▸ **The problem**:
Your task is to extract every line from the material below exactly.

▸ **Data records**:
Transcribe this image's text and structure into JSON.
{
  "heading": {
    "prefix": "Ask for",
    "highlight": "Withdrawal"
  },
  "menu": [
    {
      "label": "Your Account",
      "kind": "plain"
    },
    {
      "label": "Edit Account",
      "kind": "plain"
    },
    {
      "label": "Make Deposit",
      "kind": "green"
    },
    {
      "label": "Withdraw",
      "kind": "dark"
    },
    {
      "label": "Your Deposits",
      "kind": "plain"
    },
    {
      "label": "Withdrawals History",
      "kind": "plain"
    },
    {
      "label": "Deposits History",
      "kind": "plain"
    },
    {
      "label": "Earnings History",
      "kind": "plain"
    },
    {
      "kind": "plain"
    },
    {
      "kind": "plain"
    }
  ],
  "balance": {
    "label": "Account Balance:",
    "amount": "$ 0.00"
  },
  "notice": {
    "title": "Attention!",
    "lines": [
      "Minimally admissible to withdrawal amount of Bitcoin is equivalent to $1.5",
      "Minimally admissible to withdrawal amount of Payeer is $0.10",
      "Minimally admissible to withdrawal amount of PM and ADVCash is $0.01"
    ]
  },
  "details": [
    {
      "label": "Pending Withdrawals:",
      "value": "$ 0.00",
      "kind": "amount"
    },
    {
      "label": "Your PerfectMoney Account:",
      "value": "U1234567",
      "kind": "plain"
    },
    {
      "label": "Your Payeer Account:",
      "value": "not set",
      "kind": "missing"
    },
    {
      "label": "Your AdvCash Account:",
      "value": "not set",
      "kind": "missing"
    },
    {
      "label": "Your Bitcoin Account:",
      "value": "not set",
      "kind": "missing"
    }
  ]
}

▸ **Task answer**:
Transcribe this image's text and structure into JSON.
{
  "heading": {
    "prefix": "Ask for",
    "highlight": "Withdrawal"
  },
  "menu": [
    {
      "label": "Your Account",
      "kind": "plain"
    },
    {
      "label": "Edit Account",
      "kind": "plain"
    },
    {
      "label": "Make Deposit",
      "kind": "green"
    },
    {
      "label": "Withdraw",
      "kind": "dark"
    },
    {
      "label": "Your Deposits",
      "kind": "plain"
    },
    {
      "label": "Withdrawals History",
      "kind": "plain"
    },
    {
      "label": "Deposits History",
      "kind": "plain"
    },
    {
      "label": "Earnings History",
      "kind": "plain"
    },
    {
      "kind": "plain"
    },
    {
      "kind": "plain"
    }
  ],
  "balance": {
    "label": "Account Balance:",
    "amount": "$ 0.00"
  },
  "notice": {
    "title": "Attention!",
    "lines": [
      "Minimally admissible to withdrawal amount of Bitcoin is equivalent to $1.5",
      "Minimally admissible to withdrawal amount of Payeer is $0.10",
      "Minimally admissible to withdrawal amount of PM and ADVCash is $0.01"
    ]
  },
  "details": [
    {
      "label": "Pending Withdrawals:",
      "value": "$ 0.00",
      "kind": "amount"
    },
    {
      "label": "Your PerfectMoney Account:",
      "value": "U1234567",
      "kind": "plain"
    },
    {
      "label": "Your Payeer Account:",
      "value": "not set",
      "kind": "missing"
    },
    {
      "label": "Your AdvCash Account:",
      "value": "not set",
      "kind": "missing"
    },
    {
      "label": "Your Bitcoin Account:",
      "value": "not set",
      "kind": "missing"
    }
  ]
}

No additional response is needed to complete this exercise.